## YOUR TASK
Your task is to output the entries below word for word.

Collection entries
----

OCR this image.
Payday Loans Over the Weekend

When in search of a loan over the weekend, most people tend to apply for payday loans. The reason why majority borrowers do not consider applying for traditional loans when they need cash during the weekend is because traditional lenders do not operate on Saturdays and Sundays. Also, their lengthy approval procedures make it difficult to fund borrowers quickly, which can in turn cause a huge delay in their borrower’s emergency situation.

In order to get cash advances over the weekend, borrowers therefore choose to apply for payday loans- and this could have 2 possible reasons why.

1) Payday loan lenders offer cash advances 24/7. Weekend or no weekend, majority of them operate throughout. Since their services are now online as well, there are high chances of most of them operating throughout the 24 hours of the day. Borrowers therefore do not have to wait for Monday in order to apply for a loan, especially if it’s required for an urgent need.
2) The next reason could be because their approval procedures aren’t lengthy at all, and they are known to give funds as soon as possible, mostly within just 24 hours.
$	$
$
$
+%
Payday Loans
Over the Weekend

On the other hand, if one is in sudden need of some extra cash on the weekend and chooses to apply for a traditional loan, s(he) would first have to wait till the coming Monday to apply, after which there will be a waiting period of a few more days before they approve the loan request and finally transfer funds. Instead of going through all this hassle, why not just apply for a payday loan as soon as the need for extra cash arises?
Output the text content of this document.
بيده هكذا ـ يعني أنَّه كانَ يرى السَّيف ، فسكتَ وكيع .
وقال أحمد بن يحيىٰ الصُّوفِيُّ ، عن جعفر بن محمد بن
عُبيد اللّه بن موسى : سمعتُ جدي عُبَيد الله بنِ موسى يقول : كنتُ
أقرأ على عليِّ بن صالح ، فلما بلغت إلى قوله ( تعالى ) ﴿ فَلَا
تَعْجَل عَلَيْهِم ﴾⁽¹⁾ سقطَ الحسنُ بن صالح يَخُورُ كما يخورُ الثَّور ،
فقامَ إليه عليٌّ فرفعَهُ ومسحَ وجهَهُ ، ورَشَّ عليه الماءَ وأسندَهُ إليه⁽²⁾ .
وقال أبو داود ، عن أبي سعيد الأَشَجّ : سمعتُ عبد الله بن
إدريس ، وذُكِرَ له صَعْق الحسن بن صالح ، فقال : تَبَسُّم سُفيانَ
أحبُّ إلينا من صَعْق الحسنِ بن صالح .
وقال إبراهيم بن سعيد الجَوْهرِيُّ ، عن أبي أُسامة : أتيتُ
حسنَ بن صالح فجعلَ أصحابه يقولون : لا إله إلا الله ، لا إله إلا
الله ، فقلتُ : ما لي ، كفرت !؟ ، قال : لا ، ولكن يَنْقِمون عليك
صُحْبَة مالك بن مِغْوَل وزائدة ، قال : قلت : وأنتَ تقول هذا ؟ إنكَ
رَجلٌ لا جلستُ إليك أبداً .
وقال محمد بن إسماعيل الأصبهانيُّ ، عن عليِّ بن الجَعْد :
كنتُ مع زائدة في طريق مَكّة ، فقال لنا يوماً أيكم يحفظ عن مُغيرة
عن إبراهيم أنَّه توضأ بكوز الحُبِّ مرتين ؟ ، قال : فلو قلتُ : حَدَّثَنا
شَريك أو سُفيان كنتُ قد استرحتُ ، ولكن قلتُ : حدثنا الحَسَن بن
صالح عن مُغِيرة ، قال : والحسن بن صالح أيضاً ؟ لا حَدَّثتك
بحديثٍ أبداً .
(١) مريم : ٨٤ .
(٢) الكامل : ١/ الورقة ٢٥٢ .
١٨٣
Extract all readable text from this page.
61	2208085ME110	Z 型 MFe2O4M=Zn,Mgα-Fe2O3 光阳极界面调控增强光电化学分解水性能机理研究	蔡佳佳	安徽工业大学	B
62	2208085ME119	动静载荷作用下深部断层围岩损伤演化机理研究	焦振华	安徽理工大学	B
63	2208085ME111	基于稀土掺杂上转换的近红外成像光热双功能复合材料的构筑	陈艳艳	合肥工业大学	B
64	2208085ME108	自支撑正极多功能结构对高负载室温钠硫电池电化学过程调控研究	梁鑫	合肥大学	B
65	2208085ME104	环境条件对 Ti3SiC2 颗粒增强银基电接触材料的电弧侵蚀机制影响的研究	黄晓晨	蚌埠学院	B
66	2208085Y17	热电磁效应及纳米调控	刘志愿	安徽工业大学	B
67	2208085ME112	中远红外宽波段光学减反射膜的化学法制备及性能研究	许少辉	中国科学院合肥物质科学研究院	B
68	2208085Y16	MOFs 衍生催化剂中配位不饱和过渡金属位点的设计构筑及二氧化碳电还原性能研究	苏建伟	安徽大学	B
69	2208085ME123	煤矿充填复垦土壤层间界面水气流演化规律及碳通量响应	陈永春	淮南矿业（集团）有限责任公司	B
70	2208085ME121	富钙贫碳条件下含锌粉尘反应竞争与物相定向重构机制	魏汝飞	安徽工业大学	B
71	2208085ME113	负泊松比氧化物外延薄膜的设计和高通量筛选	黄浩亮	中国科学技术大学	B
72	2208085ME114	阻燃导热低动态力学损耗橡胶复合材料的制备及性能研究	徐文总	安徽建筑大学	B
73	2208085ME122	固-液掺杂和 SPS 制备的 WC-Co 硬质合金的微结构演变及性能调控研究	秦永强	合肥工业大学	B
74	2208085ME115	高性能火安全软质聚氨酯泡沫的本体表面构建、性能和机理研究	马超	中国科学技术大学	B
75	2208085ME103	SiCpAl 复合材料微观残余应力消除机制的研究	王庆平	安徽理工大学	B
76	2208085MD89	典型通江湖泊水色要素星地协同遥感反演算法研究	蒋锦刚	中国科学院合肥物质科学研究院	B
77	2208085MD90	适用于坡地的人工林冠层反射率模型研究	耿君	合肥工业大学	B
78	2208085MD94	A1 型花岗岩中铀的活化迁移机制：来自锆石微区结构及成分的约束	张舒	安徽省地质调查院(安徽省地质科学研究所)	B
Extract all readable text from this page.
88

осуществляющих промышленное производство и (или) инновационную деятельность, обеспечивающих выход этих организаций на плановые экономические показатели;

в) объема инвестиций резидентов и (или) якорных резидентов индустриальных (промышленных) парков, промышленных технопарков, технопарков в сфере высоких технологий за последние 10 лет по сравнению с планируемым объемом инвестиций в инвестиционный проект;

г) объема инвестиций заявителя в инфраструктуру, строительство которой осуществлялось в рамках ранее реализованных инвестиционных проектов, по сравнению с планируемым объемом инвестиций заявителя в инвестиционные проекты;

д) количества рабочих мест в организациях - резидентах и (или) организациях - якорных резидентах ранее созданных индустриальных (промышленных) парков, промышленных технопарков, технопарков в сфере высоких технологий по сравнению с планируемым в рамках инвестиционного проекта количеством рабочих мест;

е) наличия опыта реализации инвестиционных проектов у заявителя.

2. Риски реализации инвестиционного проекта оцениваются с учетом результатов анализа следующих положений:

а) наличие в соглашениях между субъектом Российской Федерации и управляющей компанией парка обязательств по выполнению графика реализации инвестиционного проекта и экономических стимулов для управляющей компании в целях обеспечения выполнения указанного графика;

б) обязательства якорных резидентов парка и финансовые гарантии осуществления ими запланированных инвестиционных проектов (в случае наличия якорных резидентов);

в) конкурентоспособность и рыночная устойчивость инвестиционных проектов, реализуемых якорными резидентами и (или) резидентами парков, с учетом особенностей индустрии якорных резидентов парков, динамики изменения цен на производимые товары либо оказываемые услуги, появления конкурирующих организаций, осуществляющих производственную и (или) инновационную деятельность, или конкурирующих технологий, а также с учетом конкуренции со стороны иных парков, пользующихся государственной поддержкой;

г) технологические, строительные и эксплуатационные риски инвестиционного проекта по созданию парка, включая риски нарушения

----

## OUTPUT FOR THIS EXERCISE
OCR this image.
Payday Loans Over the Weekend

When in search of a loan over the weekend, most people tend to apply for payday loans. The reason why majority borrowers do not consider applying for traditional loans when they need cash during the weekend is because traditional lenders do not operate on Saturdays and Sundays. Also, their lengthy approval procedures make it difficult to fund borrowers quickly, which can in turn cause a huge delay in their borrower’s emergency situation.

In order to get cash advances over the weekend, borrowers therefore choose to apply for payday loans- and this could have 2 possible reasons why.

1) Payday loan lenders offer cash advances 24/7. Weekend or no weekend, majority of them operate throughout. Since their services are now online as well, there are high chances of most of them operating throughout the 24 hours of the day. Borrowers therefore do not have to wait for Monday in order to apply for a loan, especially if it’s required for an urgent need.
2) The next reason could be because their approval procedures aren’t lengthy at all, and they are known to give funds as soon as possible, mostly within just 24 hours.
$	$
$
$
+%
Payday Loans
Over the Weekend

On the other hand, if one is in sudden need of some extra cash on the weekend and chooses to apply for a traditional loan, s(he) would first have to wait till the coming Monday to apply, after which there will be a waiting period of a few more days before they approve the loan request and finally transfer funds. Instead of going through all this hassle, why not just apply for a payday loan as soon as the need for extra cash arises?
Output the text content of this document.
بيده هكذا ـ يعني أنَّه كانَ يرى السَّيف ، فسكتَ وكيع .
وقال أحمد بن يحيىٰ الصُّوفِيُّ ، عن جعفر بن محمد بن
عُبيد اللّه بن موسى : سمعتُ جدي عُبَيد الله بنِ موسى يقول : كنتُ
أقرأ على عليِّ بن صالح ، فلما بلغت إلى قوله ( تعالى ) ﴿ فَلَا
تَعْجَل عَلَيْهِم ﴾⁽¹⁾ سقطَ الحسنُ بن صالح يَخُورُ كما يخورُ الثَّور ،
فقامَ إليه عليٌّ فرفعَهُ ومسحَ وجهَهُ ، ورَشَّ عليه الماءَ وأسندَهُ إليه⁽²⁾ .
وقال أبو داود ، عن أبي سعيد الأَشَجّ : سمعتُ عبد الله بن
إدريس ، وذُكِرَ له صَعْق الحسن بن صالح ، فقال : تَبَسُّم سُفيانَ
أحبُّ إلينا من صَعْق الحسنِ بن صالح .
وقال إبراهيم بن سعيد الجَوْهرِيُّ ، عن أبي أُسامة : أتيتُ
حسنَ بن صالح فجعلَ أصحابه يقولون : لا إله إلا الله ، لا إله إلا
الله ، فقلتُ : ما لي ، كفرت !؟ ، قال : لا ، ولكن يَنْقِمون عليك
صُحْبَة مالك بن مِغْوَل وزائدة ، قال : قلت : وأنتَ تقول هذا ؟ إنكَ
رَجلٌ لا جلستُ إليك أبداً .
وقال محمد بن إسماعيل الأصبهانيُّ ، عن عليِّ بن الجَعْد :
كنتُ مع زائدة في طريق مَكّة ، فقال لنا يوماً أيكم يحفظ عن مُغيرة
عن إبراهيم أنَّه توضأ بكوز الحُبِّ مرتين ؟ ، قال : فلو قلتُ : حَدَّثَنا
شَريك أو سُفيان كنتُ قد استرحتُ ، ولكن قلتُ : حدثنا الحَسَن بن
صالح عن مُغِيرة ، قال : والحسن بن صالح أيضاً ؟ لا حَدَّثتك
بحديثٍ أبداً .
(١) مريم : ٨٤ .
(٢) الكامل : ١/ الورقة ٢٥٢ .
١٨٣
Extract all readable text from this page.
61	2208085ME110	Z 型 MFe2O4M=Zn,Mgα-Fe2O3 光阳极界面调控增强光电化学分解水性能机理研究	蔡佳佳	安徽工业大学	B
62	2208085ME119	动静载荷作用下深部断层围岩损伤演化机理研究	焦振华	安徽理工大学	B
63	2208085ME111	基于稀土掺杂上转换的近红外成像光热双功能复合材料的构筑	陈艳艳	合肥工业大学	B
64	2208085ME108	自支撑正极多功能结构对高负载室温钠硫电池电化学过程调控研究	梁鑫	合肥大学	B
65	2208085ME104	环境条件对 Ti3SiC2 颗粒增强银基电接触材料的电弧侵蚀机制影响的研究	黄晓晨	蚌埠学院	B
66	2208085Y17	热电磁效应及纳米调控	刘志愿	安徽工业大学	B
67	2208085ME112	中远红外宽波段光学减反射膜的化学法制备及性能研究	许少辉	中国科学院合肥物质科学研究院	B
68	2208085Y16	MOFs 衍生催化剂中配位不饱和过渡金属位点的设计构筑及二氧化碳电还原性能研究	苏建伟	安徽大学	B
69	2208085ME123	煤矿充填复垦土壤层间界面水气流演化规律及碳通量响应	陈永春	淮南矿业（集团）有限责任公司	B
70	2208085ME121	富钙贫碳条件下含锌粉尘反应竞争与物相定向重构机制	魏汝飞	安徽工业大学	B
71	2208085ME113	负泊松比氧化物外延薄膜的设计和高通量筛选	黄浩亮	中国科学技术大学	B
72	2208085ME114	阻燃导热低动态力学损耗橡胶复合材料的制备及性能研究	徐文总	安徽建筑大学	B
73	2208085ME122	固-液掺杂和 SPS 制备的 WC-Co 硬质合金的微结构演变及性能调控研究	秦永强	合肥工业大学	B
74	2208085ME115	高性能火安全软质聚氨酯泡沫的本体表面构建、性能和机理研究	马超	中国科学技术大学	B
75	2208085ME103	SiCpAl 复合材料微观残余应力消除机制的研究	王庆平	安徽理工大学	B
76	2208085MD89	典型通江湖泊水色要素星地协同遥感反演算法研究	蒋锦刚	中国科学院合肥物质科学研究院	B
77	2208085MD90	适用于坡地的人工林冠层反射率模型研究	耿君	合肥工业大学	B
78	2208085MD94	A1 型花岗岩中铀的活化迁移机制：来自锆石微区结构及成分的约束	张舒	安徽省地质调查院(安徽省地质科学研究所)	B
Extract all readable text from this page.
88

осуществляющих промышленное производство и (или) инновационную деятельность, обеспечивающих выход этих организаций на плановые экономические показатели;

в) объема инвестиций резидентов и (или) якорных резидентов индустриальных (промышленных) парков, промышленных технопарков, технопарков в сфере высоких технологий за последние 10 лет по сравнению с планируемым объемом инвестиций в инвестиционный проект;

г) объема инвестиций заявителя в инфраструктуру, строительство которой осуществлялось в рамках ранее реализованных инвестиционных проектов, по сравнению с планируемым объемом инвестиций заявителя в инвестиционные проекты;

д) количества рабочих мест в организациях - резидентах и (или) организациях - якорных резидентах ранее созданных индустриальных (промышленных) парков, промышленных технопарков, технопарков в сфере высоких технологий по сравнению с планируемым в рамках инвестиционного проекта количеством рабочих мест;

е) наличия опыта реализации инвестиционных проектов у заявителя.

2. Риски реализации инвестиционного проекта оцениваются с учетом результатов анализа следующих положений:

а) наличие в соглашениях между субъектом Российской Федерации и управляющей компанией парка обязательств по выполнению графика реализации инвестиционного проекта и экономических стимулов для управляющей компании в целях обеспечения выполнения указанного графика;

б) обязательства якорных резидентов парка и финансовые гарантии осуществления ими запланированных инвестиционных проектов (в случае наличия якорных резидентов);

в) конкурентоспособность и рыночная устойчивость инвестиционных проектов, реализуемых якорными резидентами и (или) резидентами парков, с учетом особенностей индустрии якорных резидентов парков, динамики изменения цен на производимые товары либо оказываемые услуги, появления конкурирующих организаций, осуществляющих производственную и (или) инновационную деятельность, или конкурирующих технологий, а также с учетом конкуренции со стороны иных парков, пользующихся государственной поддержкой;

г) технологические, строительные и эксплуатационные риски инвестиционного проекта по созданию парка, включая риски нарушения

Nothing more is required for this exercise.